**Task goal**
Print the complete set of entries exactly.
• • •
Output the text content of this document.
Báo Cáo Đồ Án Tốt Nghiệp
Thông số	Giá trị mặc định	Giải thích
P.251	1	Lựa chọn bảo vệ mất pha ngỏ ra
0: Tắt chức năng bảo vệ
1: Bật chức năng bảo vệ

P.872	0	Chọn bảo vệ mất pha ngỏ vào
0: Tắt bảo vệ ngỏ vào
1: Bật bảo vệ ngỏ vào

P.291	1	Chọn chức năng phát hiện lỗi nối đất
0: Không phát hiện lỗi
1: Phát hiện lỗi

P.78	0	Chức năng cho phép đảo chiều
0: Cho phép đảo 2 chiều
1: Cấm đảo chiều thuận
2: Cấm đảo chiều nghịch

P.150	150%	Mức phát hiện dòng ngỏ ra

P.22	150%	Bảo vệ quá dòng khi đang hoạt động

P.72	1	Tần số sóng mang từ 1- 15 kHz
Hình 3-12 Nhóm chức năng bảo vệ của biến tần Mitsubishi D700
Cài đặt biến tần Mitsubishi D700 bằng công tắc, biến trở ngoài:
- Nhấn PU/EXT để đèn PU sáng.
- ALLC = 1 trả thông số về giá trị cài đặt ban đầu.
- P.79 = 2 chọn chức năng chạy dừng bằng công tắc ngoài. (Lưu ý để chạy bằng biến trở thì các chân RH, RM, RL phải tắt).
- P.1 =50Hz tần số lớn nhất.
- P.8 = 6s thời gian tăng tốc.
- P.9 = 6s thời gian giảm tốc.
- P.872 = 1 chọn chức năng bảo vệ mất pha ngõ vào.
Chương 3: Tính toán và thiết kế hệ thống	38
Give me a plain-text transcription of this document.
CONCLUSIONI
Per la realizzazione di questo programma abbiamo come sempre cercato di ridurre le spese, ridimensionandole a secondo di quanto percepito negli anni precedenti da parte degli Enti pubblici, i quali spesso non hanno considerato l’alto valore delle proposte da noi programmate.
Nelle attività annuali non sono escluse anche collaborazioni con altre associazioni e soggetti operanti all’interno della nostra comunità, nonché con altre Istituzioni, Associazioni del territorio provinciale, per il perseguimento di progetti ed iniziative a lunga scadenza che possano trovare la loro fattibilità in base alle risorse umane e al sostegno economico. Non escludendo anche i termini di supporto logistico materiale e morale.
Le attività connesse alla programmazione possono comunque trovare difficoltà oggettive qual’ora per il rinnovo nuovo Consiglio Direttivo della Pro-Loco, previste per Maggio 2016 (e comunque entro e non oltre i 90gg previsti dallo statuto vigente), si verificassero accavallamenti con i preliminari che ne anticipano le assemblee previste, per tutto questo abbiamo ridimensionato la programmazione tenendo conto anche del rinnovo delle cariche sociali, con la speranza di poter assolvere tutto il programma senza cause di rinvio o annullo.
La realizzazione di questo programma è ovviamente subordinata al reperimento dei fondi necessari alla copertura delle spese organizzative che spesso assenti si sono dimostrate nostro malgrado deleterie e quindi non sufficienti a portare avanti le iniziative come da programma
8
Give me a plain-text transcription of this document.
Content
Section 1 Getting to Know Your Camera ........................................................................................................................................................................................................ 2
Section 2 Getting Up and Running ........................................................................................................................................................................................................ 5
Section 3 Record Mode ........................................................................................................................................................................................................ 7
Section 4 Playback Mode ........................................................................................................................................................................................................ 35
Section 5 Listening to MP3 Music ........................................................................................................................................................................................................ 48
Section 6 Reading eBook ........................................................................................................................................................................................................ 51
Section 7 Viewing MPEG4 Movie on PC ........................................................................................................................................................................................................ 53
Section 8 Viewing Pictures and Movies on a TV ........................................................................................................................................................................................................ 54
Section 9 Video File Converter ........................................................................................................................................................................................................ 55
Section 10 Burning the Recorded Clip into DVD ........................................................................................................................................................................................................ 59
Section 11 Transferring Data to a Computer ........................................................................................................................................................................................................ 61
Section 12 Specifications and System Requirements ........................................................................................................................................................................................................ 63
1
• • •
**Response**
Output the text content of this document.
Báo Cáo Đồ Án Tốt Nghiệp
Thông số	Giá trị mặc định	Giải thích
P.251	1	Lựa chọn bảo vệ mất pha ngỏ ra
0: Tắt chức năng bảo vệ
1: Bật chức năng bảo vệ

P.872	0	Chọn bảo vệ mất pha ngỏ vào
0: Tắt bảo vệ ngỏ vào
1: Bật bảo vệ ngỏ vào

P.291	1	Chọn chức năng phát hiện lỗi nối đất
0: Không phát hiện lỗi
1: Phát hiện lỗi

P.78	0	Chức năng cho phép đảo chiều
0: Cho phép đảo 2 chiều
1: Cấm đảo chiều thuận
2: Cấm đảo chiều nghịch

P.150	150%	Mức phát hiện dòng ngỏ ra

P.22	150%	Bảo vệ quá dòng khi đang hoạt động

P.72	1	Tần số sóng mang từ 1- 15 kHz
Hình 3-12 Nhóm chức năng bảo vệ của biến tần Mitsubishi D700
Cài đặt biến tần Mitsubishi D700 bằng công tắc, biến trở ngoài:
- Nhấn PU/EXT để đèn PU sáng.
- ALLC = 1 trả thông số về giá trị cài đặt ban đầu.
- P.79 = 2 chọn chức năng chạy dừng bằng công tắc ngoài. (Lưu ý để chạy bằng biến trở thì các chân RH, RM, RL phải tắt).
- P.1 =50Hz tần số lớn nhất.
- P.8 = 6s thời gian tăng tốc.
- P.9 = 6s thời gian giảm tốc.
- P.872 = 1 chọn chức năng bảo vệ mất pha ngõ vào.
Chương 3: Tính toán và thiết kế hệ thống	38
Give me a plain-text transcription of this document.
CONCLUSIONI
Per la realizzazione di questo programma abbiamo come sempre cercato di ridurre le spese, ridimensionandole a secondo di quanto percepito negli anni precedenti da parte degli Enti pubblici, i quali spesso non hanno considerato l’alto valore delle proposte da noi programmate.
Nelle attività annuali non sono escluse anche collaborazioni con altre associazioni e soggetti operanti all’interno della nostra comunità, nonché con altre Istituzioni, Associazioni del territorio provinciale, per il perseguimento di progetti ed iniziative a lunga scadenza che possano trovare la loro fattibilità in base alle risorse umane e al sostegno economico. Non escludendo anche i termini di supporto logistico materiale e morale.
Le attività connesse alla programmazione possono comunque trovare difficoltà oggettive qual’ora per il rinnovo nuovo Consiglio Direttivo della Pro-Loco, previste per Maggio 2016 (e comunque entro e non oltre i 90gg previsti dallo statuto vigente), si verificassero accavallamenti con i preliminari che ne anticipano le assemblee previste, per tutto questo abbiamo ridimensionato la programmazione tenendo conto anche del rinnovo delle cariche sociali, con la speranza di poter assolvere tutto il programma senza cause di rinvio o annullo.
La realizzazione di questo programma è ovviamente subordinata al reperimento dei fondi necessari alla copertura delle spese organizzative che spesso assenti si sono dimostrate nostro malgrado deleterie e quindi non sufficienti a portare avanti le iniziative come da programma
8
Give me a plain-text transcription of this document.
Content
Section 1 Getting to Know Your Camera ........................................................................................................................................................................................................ 2
Section 2 Getting Up and Running ........................................................................................................................................................................................................ 5
Section 3 Record Mode ........................................................................................................................................................................................................ 7
Section 4 Playback Mode ........................................................................................................................................................................................................ 35
Section 5 Listening to MP3 Music ........................................................................................................................................................................................................ 48
Section 6 Reading eBook ........................................................................................................................................................................................................ 51
Section 7 Viewing MPEG4 Movie on PC ........................................................................................................................................................................................................ 53
Section 8 Viewing Pictures and Movies on a TV ........................................................................................................................................................................................................ 54
Section 9 Video File Converter ........................................................................................................................................................................................................ 55
Section 10 Burning the Recorded Clip into DVD ........................................................................................................................................................................................................ 59
Section 11 Transferring Data to a Computer ........................................................................................................................................................................................................ 61
Section 12 Specifications and System Requirements ........................................................................................................................................................................................................ 63
1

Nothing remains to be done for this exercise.